═══ Available data ═══

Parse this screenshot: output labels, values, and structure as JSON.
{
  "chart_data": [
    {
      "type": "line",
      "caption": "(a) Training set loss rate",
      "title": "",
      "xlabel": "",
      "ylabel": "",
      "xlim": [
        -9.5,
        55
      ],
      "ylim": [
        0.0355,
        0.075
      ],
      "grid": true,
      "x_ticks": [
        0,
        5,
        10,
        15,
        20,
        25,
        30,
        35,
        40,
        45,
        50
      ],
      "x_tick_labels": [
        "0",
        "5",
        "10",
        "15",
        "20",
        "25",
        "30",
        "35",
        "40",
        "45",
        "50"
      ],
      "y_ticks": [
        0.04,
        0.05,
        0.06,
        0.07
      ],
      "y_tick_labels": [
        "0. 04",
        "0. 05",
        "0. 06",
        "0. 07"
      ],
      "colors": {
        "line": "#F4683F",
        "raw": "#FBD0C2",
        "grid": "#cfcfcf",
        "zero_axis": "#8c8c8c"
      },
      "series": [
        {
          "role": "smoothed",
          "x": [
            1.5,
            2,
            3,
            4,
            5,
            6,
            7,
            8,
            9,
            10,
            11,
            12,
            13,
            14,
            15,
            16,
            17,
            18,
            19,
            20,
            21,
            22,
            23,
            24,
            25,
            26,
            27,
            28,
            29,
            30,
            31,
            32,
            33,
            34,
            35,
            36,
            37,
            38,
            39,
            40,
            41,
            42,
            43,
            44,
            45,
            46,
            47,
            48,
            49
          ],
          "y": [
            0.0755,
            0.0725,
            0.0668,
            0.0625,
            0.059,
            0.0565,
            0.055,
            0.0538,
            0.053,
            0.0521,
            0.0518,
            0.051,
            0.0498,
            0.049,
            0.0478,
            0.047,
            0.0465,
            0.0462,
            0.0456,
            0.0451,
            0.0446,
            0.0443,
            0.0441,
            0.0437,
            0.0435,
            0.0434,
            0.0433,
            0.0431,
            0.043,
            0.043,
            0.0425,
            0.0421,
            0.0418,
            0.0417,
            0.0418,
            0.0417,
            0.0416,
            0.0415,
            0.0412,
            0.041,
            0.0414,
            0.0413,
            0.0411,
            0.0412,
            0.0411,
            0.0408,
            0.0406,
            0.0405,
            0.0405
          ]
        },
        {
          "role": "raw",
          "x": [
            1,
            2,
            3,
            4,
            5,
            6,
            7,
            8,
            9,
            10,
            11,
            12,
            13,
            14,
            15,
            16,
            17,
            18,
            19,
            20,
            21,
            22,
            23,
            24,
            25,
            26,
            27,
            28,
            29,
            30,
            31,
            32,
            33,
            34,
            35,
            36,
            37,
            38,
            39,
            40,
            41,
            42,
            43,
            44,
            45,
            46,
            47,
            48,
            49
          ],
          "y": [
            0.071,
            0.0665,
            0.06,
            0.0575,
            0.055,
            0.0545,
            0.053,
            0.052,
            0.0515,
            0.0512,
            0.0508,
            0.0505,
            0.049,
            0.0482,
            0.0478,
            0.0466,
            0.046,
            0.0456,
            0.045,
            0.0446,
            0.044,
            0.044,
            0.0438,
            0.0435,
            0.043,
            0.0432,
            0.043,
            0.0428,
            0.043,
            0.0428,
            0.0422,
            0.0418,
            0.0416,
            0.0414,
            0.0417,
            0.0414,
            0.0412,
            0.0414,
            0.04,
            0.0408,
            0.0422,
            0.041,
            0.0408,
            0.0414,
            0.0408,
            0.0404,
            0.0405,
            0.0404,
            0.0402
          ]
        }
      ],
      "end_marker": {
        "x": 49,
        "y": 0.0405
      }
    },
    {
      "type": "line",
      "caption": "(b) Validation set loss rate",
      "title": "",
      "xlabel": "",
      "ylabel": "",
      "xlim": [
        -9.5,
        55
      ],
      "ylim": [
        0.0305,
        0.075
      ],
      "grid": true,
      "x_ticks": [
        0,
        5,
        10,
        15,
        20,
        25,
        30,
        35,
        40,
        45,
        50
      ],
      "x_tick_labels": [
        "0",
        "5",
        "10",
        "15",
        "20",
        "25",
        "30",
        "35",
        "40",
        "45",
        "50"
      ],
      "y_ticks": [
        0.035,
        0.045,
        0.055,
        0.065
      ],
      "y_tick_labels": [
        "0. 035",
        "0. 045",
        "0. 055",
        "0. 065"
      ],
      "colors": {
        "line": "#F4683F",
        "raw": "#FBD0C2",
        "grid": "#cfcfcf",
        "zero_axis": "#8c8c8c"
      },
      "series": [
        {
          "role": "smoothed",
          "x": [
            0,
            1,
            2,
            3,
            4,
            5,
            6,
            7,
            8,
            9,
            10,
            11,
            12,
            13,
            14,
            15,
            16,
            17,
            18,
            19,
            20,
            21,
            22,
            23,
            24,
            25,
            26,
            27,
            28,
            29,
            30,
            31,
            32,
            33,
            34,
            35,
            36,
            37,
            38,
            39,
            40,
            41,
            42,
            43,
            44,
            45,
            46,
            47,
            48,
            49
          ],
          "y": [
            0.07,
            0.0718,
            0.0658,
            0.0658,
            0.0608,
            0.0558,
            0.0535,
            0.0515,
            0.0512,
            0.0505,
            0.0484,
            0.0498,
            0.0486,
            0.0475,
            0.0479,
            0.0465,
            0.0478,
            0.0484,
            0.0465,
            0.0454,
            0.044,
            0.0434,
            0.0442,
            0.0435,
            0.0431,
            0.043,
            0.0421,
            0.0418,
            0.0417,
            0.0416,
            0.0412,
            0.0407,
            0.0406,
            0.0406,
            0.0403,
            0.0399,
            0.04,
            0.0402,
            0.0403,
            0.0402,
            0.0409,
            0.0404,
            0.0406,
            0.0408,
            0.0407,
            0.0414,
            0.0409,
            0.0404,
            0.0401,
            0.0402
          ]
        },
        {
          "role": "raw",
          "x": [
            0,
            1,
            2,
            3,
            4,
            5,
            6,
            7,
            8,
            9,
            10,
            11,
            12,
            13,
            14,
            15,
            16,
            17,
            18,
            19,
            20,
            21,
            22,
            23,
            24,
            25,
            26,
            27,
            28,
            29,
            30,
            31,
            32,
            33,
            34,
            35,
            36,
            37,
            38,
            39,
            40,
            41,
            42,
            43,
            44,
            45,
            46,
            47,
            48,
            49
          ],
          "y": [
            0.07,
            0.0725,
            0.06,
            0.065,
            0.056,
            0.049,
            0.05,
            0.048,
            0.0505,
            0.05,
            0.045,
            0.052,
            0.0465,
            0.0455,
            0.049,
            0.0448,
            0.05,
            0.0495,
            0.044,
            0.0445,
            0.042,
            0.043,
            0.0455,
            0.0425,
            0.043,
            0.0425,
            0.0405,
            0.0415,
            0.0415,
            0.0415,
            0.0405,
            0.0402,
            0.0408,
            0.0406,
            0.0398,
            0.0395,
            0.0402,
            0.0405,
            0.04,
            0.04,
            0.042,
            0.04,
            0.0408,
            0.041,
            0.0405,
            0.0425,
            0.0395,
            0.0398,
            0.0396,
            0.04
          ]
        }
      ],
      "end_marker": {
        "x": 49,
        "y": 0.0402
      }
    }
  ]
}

═══

* Short task:
Using the data above, repeat every line exactly.

* Answer to this exercise:
Parse this screenshot: output labels, values, and structure as JSON.
{
  "chart_data": [
    {
      "type": "line",
      "caption": "(a) Training set loss rate",
      "title": "",
      "xlabel": "",
      "ylabel": "",
      "xlim": [
        -9.5,
        55
      ],
      "ylim": [
        0.0355,
        0.075
      ],
      "grid": true,
      "x_ticks": [
        0,
        5,
        10,
        15,
        20,
        25,
        30,
        35,
        40,
        45,
        50
      ],
      "x_tick_labels": [
        "0",
        "5",
        "10",
        "15",
        "20",
        "25",
        "30",
        "35",
        "40",
        "45",
        "50"
      ],
      "y_ticks": [
        0.04,
        0.05,
        0.06,
        0.07
      ],
      "y_tick_labels": [
        "0. 04",
        "0. 05",
        "0. 06",
        "0. 07"
      ],
      "colors": {
        "line": "#F4683F",
        "raw": "#FBD0C2",
        "grid": "#cfcfcf",
        "zero_axis": "#8c8c8c"
      },
      "series": [
        {
          "role": "smoothed",
          "x": [
            1.5,
            2,
            3,
            4,
            5,
            6,
            7,
            8,
            9,
            10,
            11,
            12,
            13,
            14,
            15,
            16,
            17,
            18,
            19,
            20,
            21,
            22,
            23,
            24,
            25,
            26,
            27,
            28,
            29,
            30,
            31,
            32,
            33,
            34,
            35,
            36,
            37,
            38,
            39,
            40,
            41,
            42,
            43,
            44,
            45,
            46,
            47,
            48,
            49
          ],
          "y": [
            0.0755,
            0.0725,
            0.0668,
            0.0625,
            0.059,
            0.0565,
            0.055,
            0.0538,
            0.053,
            0.0521,
            0.0518,
            0.051,
            0.0498,
            0.049,
            0.0478,
            0.047,
            0.0465,
            0.0462,
            0.0456,
            0.0451,
            0.0446,
            0.0443,
            0.0441,
            0.0437,
            0.0435,
            0.0434,
            0.0433,
            0.0431,
            0.043,
            0.043,
            0.0425,
            0.0421,
            0.0418,
            0.0417,
            0.0418,
            0.0417,
            0.0416,
            0.0415,
            0.0412,
            0.041,
            0.0414,
            0.0413,
            0.0411,
            0.0412,
            0.0411,
            0.0408,
            0.0406,
            0.0405,
            0.0405
          ]
        },
        {
          "role": "raw",
          "x": [
            1,
            2,
            3,
            4,
            5,
            6,
            7,
            8,
            9,
            10,
            11,
            12,
            13,
            14,
            15,
            16,
            17,
            18,
            19,
            20,
            21,
            22,
            23,
            24,
            25,
            26,
            27,
            28,
            29,
            30,
            31,
            32,
            33,
            34,
            35,
            36,
            37,
            38,
            39,
            40,
            41,
            42,
            43,
            44,
            45,
            46,
            47,
            48,
            49
          ],
          "y": [
            0.071,
            0.0665,
            0.06,
            0.0575,
            0.055,
            0.0545,
            0.053,
            0.052,
            0.0515,
            0.0512,
            0.0508,
            0.0505,
            0.049,
            0.0482,
            0.0478,
            0.0466,
            0.046,
            0.0456,
            0.045,
            0.0446,
            0.044,
            0.044,
            0.0438,
            0.0435,
            0.043,
            0.0432,
            0.043,
            0.0428,
            0.043,
            0.0428,
            0.0422,
            0.0418,
            0.0416,
            0.0414,
            0.0417,
            0.0414,
            0.0412,
            0.0414,
            0.04,
            0.0408,
            0.0422,
            0.041,
            0.0408,
            0.0414,
            0.0408,
            0.0404,
            0.0405,
            0.0404,
            0.0402
          ]
        }
      ],
      "end_marker": {
        "x": 49,
        "y": 0.0405
      }
    },
    {
      "type": "line",
      "caption": "(b) Validation set loss rate",
      "title": "",
      "xlabel": "",
      "ylabel": "",
      "xlim": [
        -9.5,
        55
      ],
      "ylim": [
        0.0305,
        0.075
      ],
      "grid": true,
      "x_ticks": [
        0,
        5,
        10,
        15,
        20,
        25,
        30,
        35,
        40,
        45,
        50
      ],
      "x_tick_labels": [
        "0",
        "5",
        "10",
        "15",
        "20",
        "25",
        "30",
        "35",
        "40",
        "45",
        "50"
      ],
      "y_ticks": [
        0.035,
        0.045,
        0.055,
        0.065
      ],
      "y_tick_labels": [
        "0. 035",
        "0. 045",
        "0. 055",
        "0. 065"
      ],
      "colors": {
        "line": "#F4683F",
        "raw": "#FBD0C2",
        "grid": "#cfcfcf",
        "zero_axis": "#8c8c8c"
      },
      "series": [
        {
          "role": "smoothed",
          "x": [
            0,
            1,
            2,
            3,
            4,
            5,
            6,
            7,
            8,
            9,
            10,
            11,
            12,
            13,
            14,
            15,
            16,
            17,
            18,
            19,
            20,
            21,
            22,
            23,
            24,
            25,
            26,
            27,
            28,
            29,
            30,
            31,
            32,
            33,
            34,
            35,
            36,
            37,
            38,
            39,
            40,
            41,
            42,
            43,
            44,
            45,
            46,
            47,
            48,
            49
          ],
          "y": [
            0.07,
            0.0718,
            0.0658,
            0.0658,
            0.0608,
            0.0558,
            0.0535,
            0.0515,
            0.0512,
            0.0505,
            0.0484,
            0.0498,
            0.0486,
            0.0475,
            0.0479,
            0.0465,
            0.0478,
            0.0484,
            0.0465,
            0.0454,
            0.044,
            0.0434,
            0.0442,
            0.0435,
            0.0431,
            0.043,
            0.0421,
            0.0418,
            0.0417,
            0.0416,
            0.0412,
            0.0407,
            0.0406,
            0.0406,
            0.0403,
            0.0399,
            0.04,
            0.0402,
            0.0403,
            0.0402,
            0.0409,
            0.0404,
            0.0406,
            0.0408,
            0.0407,
            0.0414,
            0.0409,
            0.0404,
            0.0401,
            0.0402
          ]
        },
        {
          "role": "raw",
          "x": [
            0,
            1,
            2,
            3,
            4,
            5,
            6,
            7,
            8,
            9,
            10,
            11,
            12,
            13,
            14,
            15,
            16,
            17,
            18,
            19,
            20,
            21,
            22,
            23,
            24,
            25,
            26,
            27,
            28,
            29,
            30,
            31,
            32,
            33,
            34,
            35,
            36,
            37,
            38,
            39,
            40,
            41,
            42,
            43,
            44,
            45,
            46,
            47,
            48,
            49
          ],
          "y": [
            0.07,
            0.0725,
            0.06,
            0.065,
            0.056,
            0.049,
            0.05,
            0.048,
            0.0505,
            0.05,
            0.045,
            0.052,
            0.0465,
            0.0455,
            0.049,
            0.0448,
            0.05,
            0.0495,
            0.044,
            0.0445,
            0.042,
            0.043,
            0.0455,
            0.0425,
            0.043,
            0.0425,
            0.0405,
            0.0415,
            0.0415,
            0.0415,
            0.0405,
            0.0402,
            0.0408,
            0.0406,
            0.0398,
            0.0395,
            0.0402,
            0.0405,
            0.04,
            0.04,
            0.042,
            0.04,
            0.0408,
            0.041,
            0.0405,
            0.0425,
            0.0395,
            0.0398,
            0.0396,
            0.04
          ]
        }
      ],
      "end_marker": {
        "x": 49,
        "y": 0.0402
      }
    }
  ]
}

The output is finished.